== AIM ==
Repeat the material verbatim and drop the pictures.

START MATERIAL PROVIDED

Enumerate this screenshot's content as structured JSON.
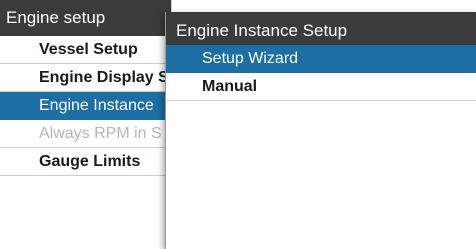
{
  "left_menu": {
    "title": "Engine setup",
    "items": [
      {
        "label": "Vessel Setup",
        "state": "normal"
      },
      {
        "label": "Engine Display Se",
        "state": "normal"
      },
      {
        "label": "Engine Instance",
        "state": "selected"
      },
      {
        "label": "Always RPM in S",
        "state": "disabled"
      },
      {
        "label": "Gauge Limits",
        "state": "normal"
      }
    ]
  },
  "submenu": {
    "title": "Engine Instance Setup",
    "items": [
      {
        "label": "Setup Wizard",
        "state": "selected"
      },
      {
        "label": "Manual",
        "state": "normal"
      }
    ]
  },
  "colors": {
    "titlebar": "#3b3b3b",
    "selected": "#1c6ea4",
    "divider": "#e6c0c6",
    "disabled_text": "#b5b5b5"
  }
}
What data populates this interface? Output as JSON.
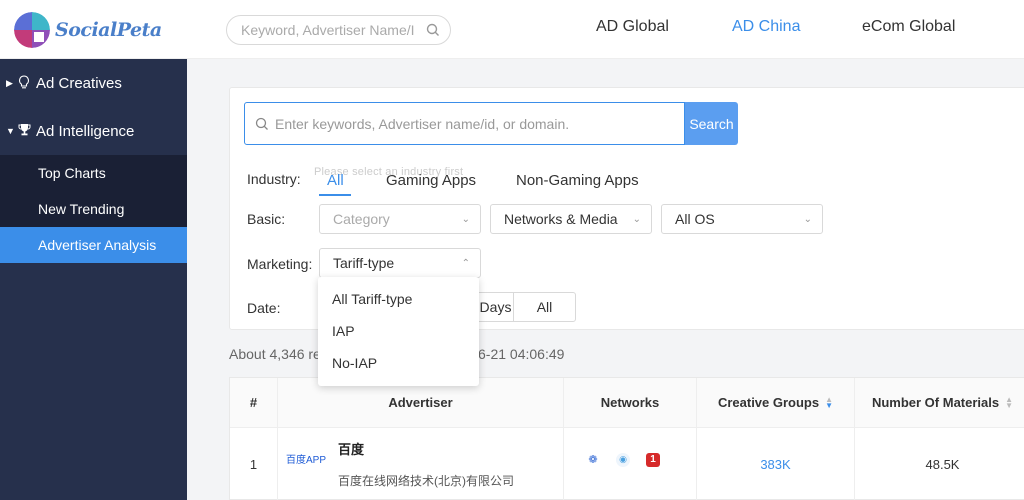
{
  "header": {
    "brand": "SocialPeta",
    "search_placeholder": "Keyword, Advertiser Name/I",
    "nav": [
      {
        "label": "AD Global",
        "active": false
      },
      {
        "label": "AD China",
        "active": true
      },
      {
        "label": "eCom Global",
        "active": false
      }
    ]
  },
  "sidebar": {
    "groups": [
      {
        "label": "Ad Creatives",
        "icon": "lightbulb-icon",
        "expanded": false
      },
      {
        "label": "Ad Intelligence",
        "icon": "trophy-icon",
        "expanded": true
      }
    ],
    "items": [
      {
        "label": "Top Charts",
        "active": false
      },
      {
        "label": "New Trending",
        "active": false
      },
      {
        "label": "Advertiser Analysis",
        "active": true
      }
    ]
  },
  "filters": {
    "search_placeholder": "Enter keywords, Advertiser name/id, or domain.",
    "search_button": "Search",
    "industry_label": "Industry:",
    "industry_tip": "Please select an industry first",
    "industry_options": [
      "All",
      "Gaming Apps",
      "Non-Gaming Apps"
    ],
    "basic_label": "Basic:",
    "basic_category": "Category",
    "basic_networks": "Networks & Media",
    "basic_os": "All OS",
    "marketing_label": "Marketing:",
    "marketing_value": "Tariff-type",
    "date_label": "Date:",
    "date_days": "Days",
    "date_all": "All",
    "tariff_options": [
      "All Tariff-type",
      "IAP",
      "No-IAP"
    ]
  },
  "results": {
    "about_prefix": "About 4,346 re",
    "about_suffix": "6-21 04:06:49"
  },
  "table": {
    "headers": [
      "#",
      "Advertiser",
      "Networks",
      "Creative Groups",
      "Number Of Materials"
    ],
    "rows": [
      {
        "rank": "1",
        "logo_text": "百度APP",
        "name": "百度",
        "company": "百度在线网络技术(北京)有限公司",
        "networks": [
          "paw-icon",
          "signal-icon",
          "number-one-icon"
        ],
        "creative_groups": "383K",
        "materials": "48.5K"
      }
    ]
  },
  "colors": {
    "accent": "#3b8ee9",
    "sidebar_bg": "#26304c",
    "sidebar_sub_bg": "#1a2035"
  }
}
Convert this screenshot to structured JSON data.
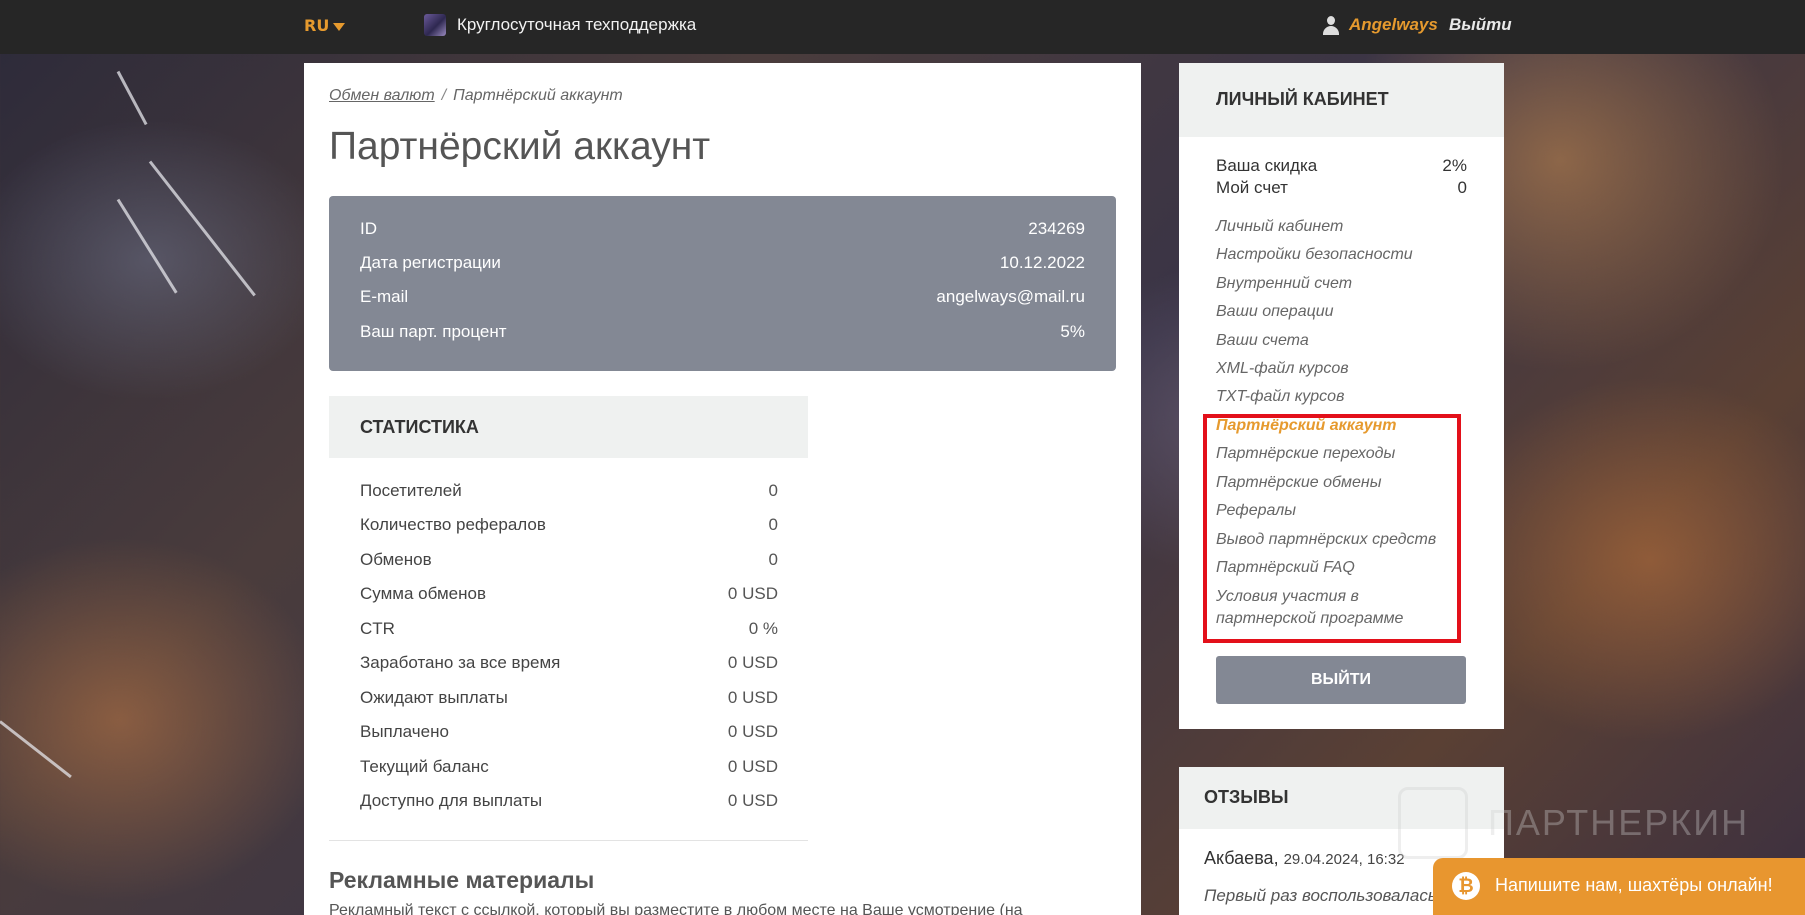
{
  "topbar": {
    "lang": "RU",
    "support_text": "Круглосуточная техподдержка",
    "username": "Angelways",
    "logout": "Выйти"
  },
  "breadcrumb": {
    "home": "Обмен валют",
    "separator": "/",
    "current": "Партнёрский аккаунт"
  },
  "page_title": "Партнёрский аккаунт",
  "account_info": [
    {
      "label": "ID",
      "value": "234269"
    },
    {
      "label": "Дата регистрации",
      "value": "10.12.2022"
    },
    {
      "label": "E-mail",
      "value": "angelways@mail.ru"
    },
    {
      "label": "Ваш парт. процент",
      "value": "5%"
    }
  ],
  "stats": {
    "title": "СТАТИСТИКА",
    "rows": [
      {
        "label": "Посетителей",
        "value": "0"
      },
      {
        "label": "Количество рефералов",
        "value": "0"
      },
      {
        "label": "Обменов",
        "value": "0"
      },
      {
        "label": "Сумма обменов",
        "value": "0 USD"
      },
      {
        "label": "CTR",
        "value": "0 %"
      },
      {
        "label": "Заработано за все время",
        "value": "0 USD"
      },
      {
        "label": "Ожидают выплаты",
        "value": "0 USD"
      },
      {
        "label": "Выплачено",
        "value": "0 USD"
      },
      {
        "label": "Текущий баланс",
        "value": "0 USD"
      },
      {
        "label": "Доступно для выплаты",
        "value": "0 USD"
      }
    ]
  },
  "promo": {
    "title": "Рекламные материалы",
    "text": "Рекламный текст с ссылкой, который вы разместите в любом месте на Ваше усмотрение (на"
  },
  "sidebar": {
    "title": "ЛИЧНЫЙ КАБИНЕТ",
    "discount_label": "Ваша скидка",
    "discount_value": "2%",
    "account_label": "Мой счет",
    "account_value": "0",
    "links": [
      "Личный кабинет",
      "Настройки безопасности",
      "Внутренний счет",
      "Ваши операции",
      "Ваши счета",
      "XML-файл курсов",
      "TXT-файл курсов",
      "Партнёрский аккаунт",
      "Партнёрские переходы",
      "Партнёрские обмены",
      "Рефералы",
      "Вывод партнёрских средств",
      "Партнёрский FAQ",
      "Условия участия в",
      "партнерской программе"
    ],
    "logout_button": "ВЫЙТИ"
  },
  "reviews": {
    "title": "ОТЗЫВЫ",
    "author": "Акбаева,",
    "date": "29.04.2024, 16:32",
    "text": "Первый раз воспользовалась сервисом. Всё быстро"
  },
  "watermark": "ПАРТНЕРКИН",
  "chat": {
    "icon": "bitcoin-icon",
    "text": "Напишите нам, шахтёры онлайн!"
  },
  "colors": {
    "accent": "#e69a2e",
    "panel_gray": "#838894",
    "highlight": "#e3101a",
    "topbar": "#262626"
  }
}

END MATERIAL PROVIDED

== OUTPUT ==
Enumerate this screenshot's content as structured JSON.
{
  "left_menu": {
    "title": "Engine setup",
    "items": [
      {
        "label": "Vessel Setup",
        "state": "normal"
      },
      {
        "label": "Engine Display Se",
        "state": "normal"
      },
      {
        "label": "Engine Instance",
        "state": "selected"
      },
      {
        "label": "Always RPM in S",
        "state": "disabled"
      },
      {
        "label": "Gauge Limits",
        "state": "normal"
      }
    ]
  },
  "submenu": {
    "title": "Engine Instance Setup",
    "items": [
      {
        "label": "Setup Wizard",
        "state": "selected"
      },
      {
        "label": "Manual",
        "state": "normal"
      }
    ]
  },
  "colors": {
    "titlebar": "#3b3b3b",
    "selected": "#1c6ea4",
    "divider": "#e6c0c6",
    "disabled_text": "#b5b5b5"
  }
}
What data populates this interface? Output as JSON.
{
  "header": {
    "brand": "SocialPeta",
    "search_placeholder": "Keyword, Advertiser Name/I",
    "nav": [
      {
        "label": "AD Global",
        "active": false
      },
      {
        "label": "AD China",
        "active": true
      },
      {
        "label": "eCom Global",
        "active": false
      }
    ]
  },
  "sidebar": {
    "groups": [
      {
        "label": "Ad Creatives",
        "icon": "lightbulb-icon",
        "expanded": false
      },
      {
        "label": "Ad Intelligence",
        "icon": "trophy-icon",
        "expanded": true
      }
    ],
    "items": [
      {
        "label": "Top Charts",
        "active": false
      },
      {
        "label": "New Trending",
        "active": false
      },
      {
        "label": "Advertiser Analysis",
        "active": true
      }
    ]
  },
  "filters": {
    "search_placeholder": "Enter keywords, Advertiser name/id, or domain.",
    "search_button": "Search",
    "industry_label": "Industry:",
    "industry_tip": "Please select an industry first",
    "industry_options": [
      "All",
      "Gaming Apps",
      "Non-Gaming Apps"
    ],
    "basic_label": "Basic:",
    "basic_category": "Category",
    "basic_networks": "Networks & Media",
    "basic_os": "All OS",
    "marketing_label": "Marketing:",
    "marketing_value": "Tariff-type",
    "date_label": "Date:",
    "date_days": "Days",
    "date_all": "All",
    "tariff_options": [
      "All Tariff-type",
      "IAP",
      "No-IAP"
    ]
  },
  "results": {
    "about_prefix": "About 4,346 re",
    "about_suffix": "6-21 04:06:49"
  },
  "table": {
    "headers": [
      "#",
      "Advertiser",
      "Networks",
      "Creative Groups",
      "Number Of Materials"
    ],
    "rows": [
      {
        "rank": "1",
        "logo_text": "百度APP",
        "name": "百度",
        "company": "百度在线网络技术(北京)有限公司",
        "networks": [
          "paw-icon",
          "signal-icon",
          "number-one-icon"
        ],
        "creative_groups": "383K",
        "materials": "48.5K"
      }
    ]
  },
  "colors": {
    "accent": "#3b8ee9",
    "sidebar_bg": "#26304c",
    "sidebar_sub_bg": "#1a2035"
  }
}
Convert this screenshot to structured JSON data.
{
  "topbar": {
    "lang": "RU",
    "support_text": "Круглосуточная техподдержка",
    "username": "Angelways",
    "logout": "Выйти"
  },
  "breadcrumb": {
    "home": "Обмен валют",
    "separator": "/",
    "current": "Партнёрский аккаунт"
  },
  "page_title": "Партнёрский аккаунт",
  "account_info": [
    {
      "label": "ID",
      "value": "234269"
    },
    {
      "label": "Дата регистрации",
      "value": "10.12.2022"
    },
    {
      "label": "E-mail",
      "value": "angelways@mail.ru"
    },
    {
      "label": "Ваш парт. процент",
      "value": "5%"
    }
  ],
  "stats": {
    "title": "СТАТИСТИКА",
    "rows": [
      {
        "label": "Посетителей",
        "value": "0"
      },
      {
        "label": "Количество рефералов",
        "value": "0"
      },
      {
        "label": "Обменов",
        "value": "0"
      },
      {
        "label": "Сумма обменов",
        "value": "0 USD"
      },
      {
        "label": "CTR",
        "value": "0 %"
      },
      {
        "label": "Заработано за все время",
        "value": "0 USD"
      },
      {
        "label": "Ожидают выплаты",
        "value": "0 USD"
      },
      {
        "label": "Выплачено",
        "value": "0 USD"
      },
      {
        "label": "Текущий баланс",
        "value": "0 USD"
      },
      {
        "label": "Доступно для выплаты",
        "value": "0 USD"
      }
    ]
  },
  "promo": {
    "title": "Рекламные материалы",
    "text": "Рекламный текст с ссылкой, который вы разместите в любом месте на Ваше усмотрение (на"
  },
  "sidebar": {
    "title": "ЛИЧНЫЙ КАБИНЕТ",
    "discount_label": "Ваша скидка",
    "discount_value": "2%",
    "account_label": "Мой счет",
    "account_value": "0",
    "links": [
      "Личный кабинет",
      "Настройки безопасности",
      "Внутренний счет",
      "Ваши операции",
      "Ваши счета",
      "XML-файл курсов",
      "TXT-файл курсов",
      "Партнёрский аккаунт",
      "Партнёрские переходы",
      "Партнёрские обмены",
      "Рефералы",
      "Вывод партнёрских средств",
      "Партнёрский FAQ",
      "Условия участия в",
      "партнерской программе"
    ],
    "logout_button": "ВЫЙТИ"
  },
  "reviews": {
    "title": "ОТЗЫВЫ",
    "author": "Акбаева,",
    "date": "29.04.2024, 16:32",
    "text": "Первый раз воспользовалась сервисом. Всё быстро"
  },
  "watermark": "ПАРТНЕРКИН",
  "chat": {
    "icon": "bitcoin-icon",
    "text": "Напишите нам, шахтёры онлайн!"
  },
  "colors": {
    "accent": "#e69a2e",
    "panel_gray": "#838894",
    "highlight": "#e3101a",
    "topbar": "#262626"
  }
}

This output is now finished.